## Goal
Take every line from the material that has the word "Lampen" in it.

## Information shown
· · · · ·
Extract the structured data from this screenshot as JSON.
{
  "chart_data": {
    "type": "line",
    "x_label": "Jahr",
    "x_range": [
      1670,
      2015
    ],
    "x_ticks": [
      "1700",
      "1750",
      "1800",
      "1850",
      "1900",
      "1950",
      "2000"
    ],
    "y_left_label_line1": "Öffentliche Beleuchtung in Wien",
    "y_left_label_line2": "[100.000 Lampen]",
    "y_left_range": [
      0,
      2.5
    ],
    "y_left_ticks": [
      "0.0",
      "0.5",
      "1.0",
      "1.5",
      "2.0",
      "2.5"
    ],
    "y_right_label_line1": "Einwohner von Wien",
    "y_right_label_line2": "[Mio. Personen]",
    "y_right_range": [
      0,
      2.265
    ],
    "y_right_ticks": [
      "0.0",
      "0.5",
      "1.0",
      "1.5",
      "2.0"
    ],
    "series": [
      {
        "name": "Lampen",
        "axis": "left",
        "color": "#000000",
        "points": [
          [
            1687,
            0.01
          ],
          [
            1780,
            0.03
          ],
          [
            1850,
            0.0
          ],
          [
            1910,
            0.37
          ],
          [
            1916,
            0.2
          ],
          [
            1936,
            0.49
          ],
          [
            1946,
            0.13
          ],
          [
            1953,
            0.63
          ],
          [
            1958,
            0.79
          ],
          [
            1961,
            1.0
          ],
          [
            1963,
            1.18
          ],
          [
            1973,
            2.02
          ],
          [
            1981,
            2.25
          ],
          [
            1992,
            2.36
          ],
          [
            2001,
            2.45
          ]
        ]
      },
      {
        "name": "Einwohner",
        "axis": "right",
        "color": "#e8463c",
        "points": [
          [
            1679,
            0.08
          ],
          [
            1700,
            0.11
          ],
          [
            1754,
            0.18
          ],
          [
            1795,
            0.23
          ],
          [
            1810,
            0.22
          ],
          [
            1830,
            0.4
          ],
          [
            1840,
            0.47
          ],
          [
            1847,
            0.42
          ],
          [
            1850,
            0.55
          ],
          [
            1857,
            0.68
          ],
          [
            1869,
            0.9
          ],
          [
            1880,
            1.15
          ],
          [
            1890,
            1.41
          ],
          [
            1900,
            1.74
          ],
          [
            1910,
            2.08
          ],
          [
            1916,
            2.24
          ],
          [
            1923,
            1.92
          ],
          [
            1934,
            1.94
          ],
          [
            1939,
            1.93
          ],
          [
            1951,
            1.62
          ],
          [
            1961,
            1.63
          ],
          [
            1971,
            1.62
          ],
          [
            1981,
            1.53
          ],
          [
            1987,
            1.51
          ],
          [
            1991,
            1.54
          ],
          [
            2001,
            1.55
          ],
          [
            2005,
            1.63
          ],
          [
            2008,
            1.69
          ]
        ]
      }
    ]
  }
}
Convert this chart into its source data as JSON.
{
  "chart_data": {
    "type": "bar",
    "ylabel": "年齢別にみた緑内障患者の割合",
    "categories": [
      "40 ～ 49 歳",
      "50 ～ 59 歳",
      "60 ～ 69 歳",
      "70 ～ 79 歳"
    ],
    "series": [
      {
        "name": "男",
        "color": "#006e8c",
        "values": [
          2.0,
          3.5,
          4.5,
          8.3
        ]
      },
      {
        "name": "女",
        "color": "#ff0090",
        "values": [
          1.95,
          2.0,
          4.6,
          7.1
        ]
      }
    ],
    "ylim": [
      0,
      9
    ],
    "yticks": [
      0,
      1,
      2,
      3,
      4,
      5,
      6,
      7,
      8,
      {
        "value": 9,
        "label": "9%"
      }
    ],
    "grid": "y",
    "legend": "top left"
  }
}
· · · · ·
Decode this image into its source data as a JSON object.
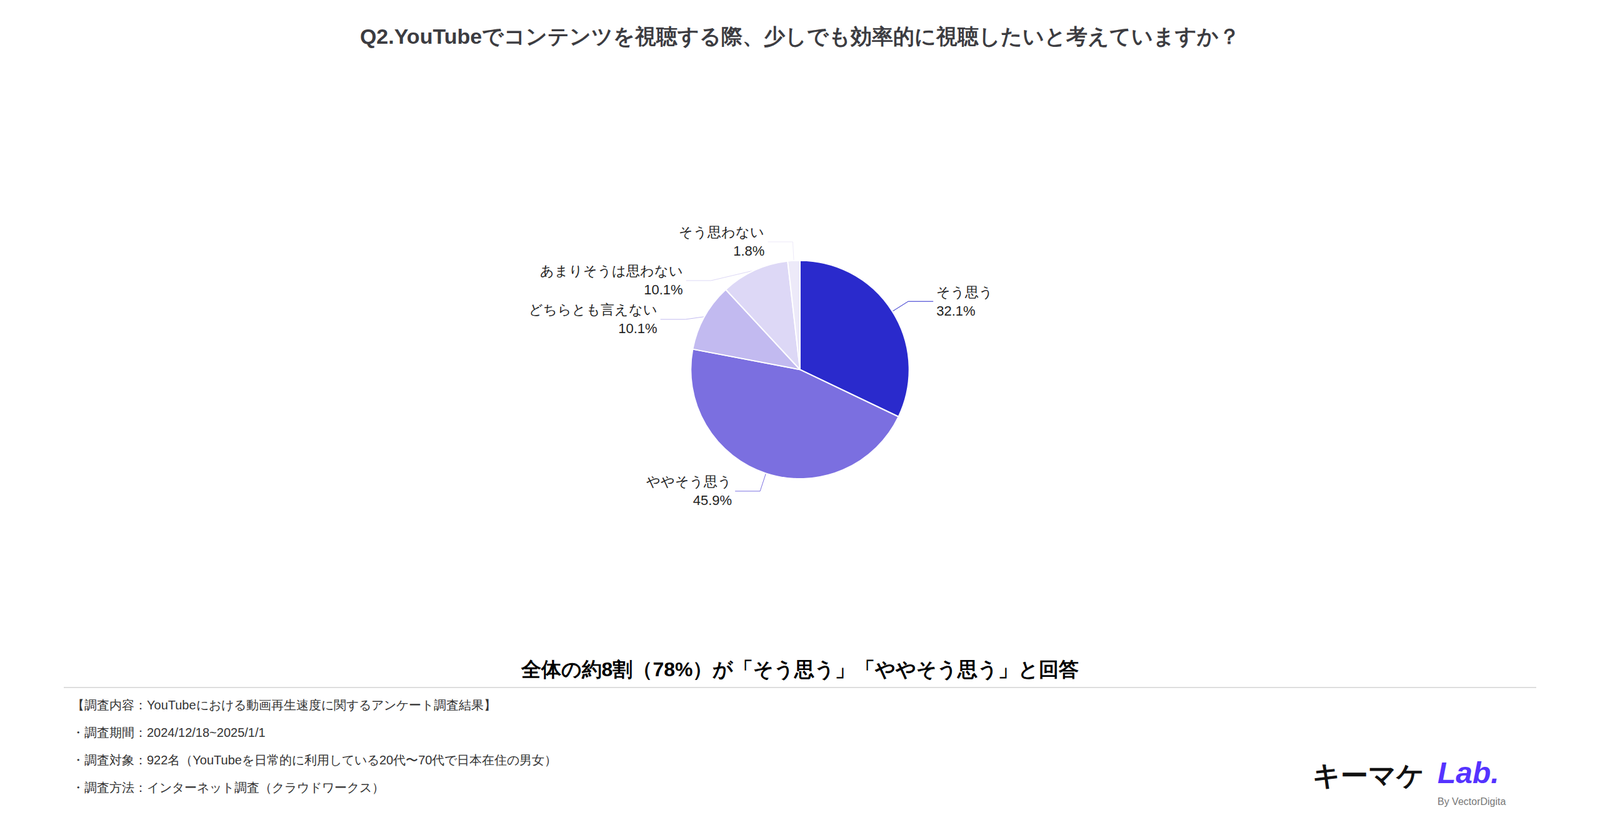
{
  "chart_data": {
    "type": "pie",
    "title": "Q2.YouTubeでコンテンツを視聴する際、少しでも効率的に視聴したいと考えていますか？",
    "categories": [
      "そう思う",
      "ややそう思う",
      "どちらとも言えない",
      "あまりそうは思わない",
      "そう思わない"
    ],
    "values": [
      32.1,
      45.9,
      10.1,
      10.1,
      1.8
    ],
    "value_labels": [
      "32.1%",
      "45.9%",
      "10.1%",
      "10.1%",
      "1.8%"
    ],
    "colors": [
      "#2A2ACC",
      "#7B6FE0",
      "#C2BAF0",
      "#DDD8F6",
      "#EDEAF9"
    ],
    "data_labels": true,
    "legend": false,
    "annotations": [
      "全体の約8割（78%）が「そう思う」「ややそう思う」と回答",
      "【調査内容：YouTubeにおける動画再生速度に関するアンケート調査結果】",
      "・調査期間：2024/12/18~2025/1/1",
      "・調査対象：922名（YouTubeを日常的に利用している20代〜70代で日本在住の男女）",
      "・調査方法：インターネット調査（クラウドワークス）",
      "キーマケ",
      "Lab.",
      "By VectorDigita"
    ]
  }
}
· · · · ·
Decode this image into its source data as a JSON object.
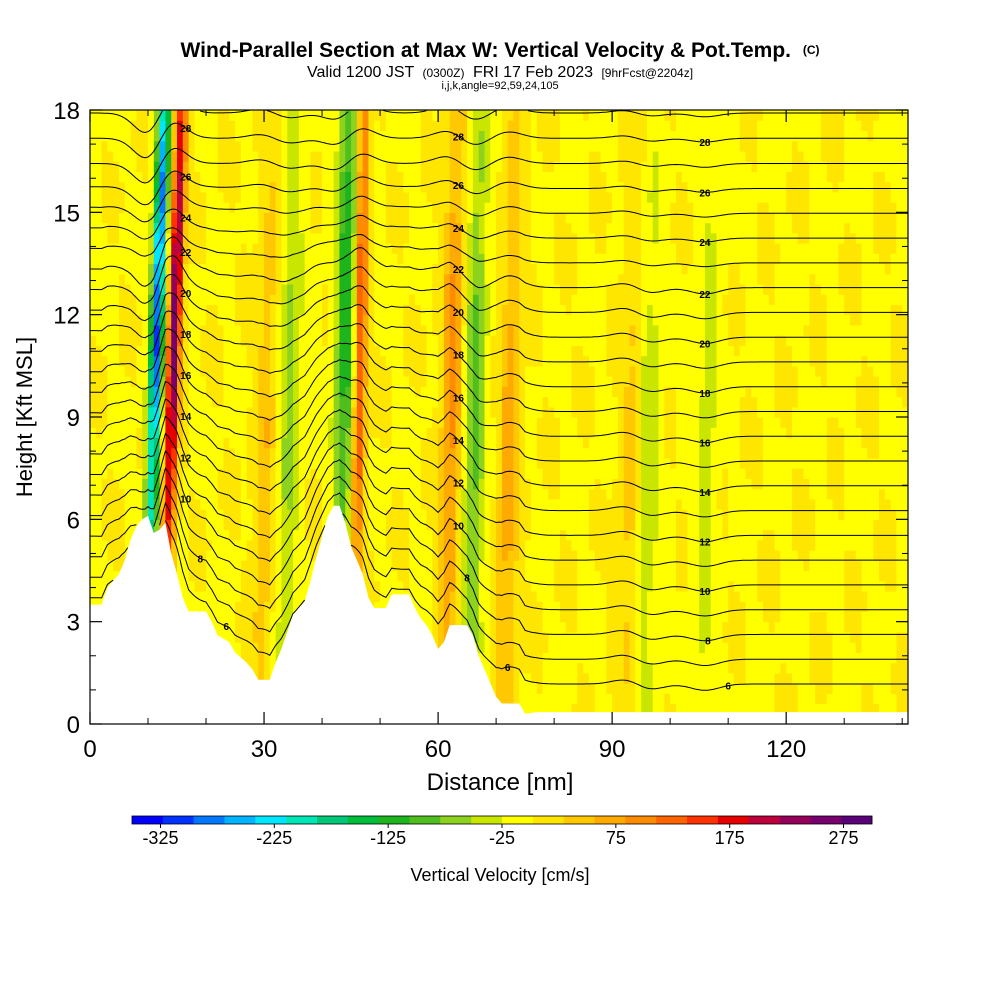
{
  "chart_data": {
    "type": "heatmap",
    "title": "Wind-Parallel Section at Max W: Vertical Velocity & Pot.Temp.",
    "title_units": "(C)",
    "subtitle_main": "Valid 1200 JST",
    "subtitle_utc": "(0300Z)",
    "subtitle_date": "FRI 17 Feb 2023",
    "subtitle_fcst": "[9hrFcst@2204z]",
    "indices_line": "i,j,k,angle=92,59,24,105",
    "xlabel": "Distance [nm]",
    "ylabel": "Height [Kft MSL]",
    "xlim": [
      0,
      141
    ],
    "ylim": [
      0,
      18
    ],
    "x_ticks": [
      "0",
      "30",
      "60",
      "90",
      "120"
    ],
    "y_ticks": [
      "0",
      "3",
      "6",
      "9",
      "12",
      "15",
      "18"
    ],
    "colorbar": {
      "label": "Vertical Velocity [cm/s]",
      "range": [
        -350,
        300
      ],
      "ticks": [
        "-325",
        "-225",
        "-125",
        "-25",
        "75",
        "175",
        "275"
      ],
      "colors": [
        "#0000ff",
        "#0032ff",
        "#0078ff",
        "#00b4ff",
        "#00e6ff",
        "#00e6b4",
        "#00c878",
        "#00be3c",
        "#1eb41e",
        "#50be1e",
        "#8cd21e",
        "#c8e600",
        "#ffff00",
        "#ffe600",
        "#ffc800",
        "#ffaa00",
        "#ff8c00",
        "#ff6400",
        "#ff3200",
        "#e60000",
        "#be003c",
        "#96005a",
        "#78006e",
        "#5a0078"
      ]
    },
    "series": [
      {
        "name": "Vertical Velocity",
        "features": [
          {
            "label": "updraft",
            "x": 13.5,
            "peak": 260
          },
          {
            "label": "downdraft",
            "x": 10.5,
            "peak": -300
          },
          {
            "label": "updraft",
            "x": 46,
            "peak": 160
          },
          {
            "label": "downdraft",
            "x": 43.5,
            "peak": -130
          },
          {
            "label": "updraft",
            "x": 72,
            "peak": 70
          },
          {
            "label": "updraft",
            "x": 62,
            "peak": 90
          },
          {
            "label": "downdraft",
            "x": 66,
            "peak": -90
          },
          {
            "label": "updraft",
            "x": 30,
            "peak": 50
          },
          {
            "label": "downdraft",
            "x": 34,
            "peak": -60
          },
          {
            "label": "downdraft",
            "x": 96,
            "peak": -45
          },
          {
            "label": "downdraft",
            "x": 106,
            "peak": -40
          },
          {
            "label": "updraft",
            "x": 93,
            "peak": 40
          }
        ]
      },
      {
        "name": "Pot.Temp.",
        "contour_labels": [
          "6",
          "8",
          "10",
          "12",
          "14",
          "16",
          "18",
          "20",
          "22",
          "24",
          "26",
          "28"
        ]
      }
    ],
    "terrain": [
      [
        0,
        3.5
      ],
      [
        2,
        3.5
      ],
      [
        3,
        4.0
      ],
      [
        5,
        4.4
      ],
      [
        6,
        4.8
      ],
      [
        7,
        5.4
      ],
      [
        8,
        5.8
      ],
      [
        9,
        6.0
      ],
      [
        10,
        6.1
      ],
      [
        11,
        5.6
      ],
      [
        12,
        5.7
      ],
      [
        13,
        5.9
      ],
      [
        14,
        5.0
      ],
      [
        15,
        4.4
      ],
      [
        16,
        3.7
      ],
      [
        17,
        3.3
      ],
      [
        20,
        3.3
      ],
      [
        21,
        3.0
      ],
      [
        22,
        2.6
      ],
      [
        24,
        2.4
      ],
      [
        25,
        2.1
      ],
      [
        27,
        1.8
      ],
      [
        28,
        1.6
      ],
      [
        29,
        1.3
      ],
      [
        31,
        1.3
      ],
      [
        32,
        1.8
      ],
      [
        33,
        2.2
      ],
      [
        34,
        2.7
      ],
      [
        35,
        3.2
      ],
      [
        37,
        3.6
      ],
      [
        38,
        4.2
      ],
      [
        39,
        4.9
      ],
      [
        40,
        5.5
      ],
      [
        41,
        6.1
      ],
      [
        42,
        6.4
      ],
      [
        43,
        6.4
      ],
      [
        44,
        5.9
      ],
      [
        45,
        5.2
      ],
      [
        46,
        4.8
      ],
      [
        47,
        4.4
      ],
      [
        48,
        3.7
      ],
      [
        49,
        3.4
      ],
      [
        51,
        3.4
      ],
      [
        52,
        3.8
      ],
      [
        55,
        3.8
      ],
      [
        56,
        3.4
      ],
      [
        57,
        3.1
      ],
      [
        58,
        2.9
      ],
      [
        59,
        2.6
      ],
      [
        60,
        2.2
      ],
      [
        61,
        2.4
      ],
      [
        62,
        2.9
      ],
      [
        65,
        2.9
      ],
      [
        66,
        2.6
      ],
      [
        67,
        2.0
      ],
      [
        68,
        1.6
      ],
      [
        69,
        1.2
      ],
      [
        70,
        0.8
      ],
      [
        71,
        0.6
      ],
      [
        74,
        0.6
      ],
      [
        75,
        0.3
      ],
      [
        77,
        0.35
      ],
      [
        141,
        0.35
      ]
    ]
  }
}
· · · · ·
## Exercise response
    "y_left_label_line2": "[100.000 Lampen]",
        "name": "Lampen",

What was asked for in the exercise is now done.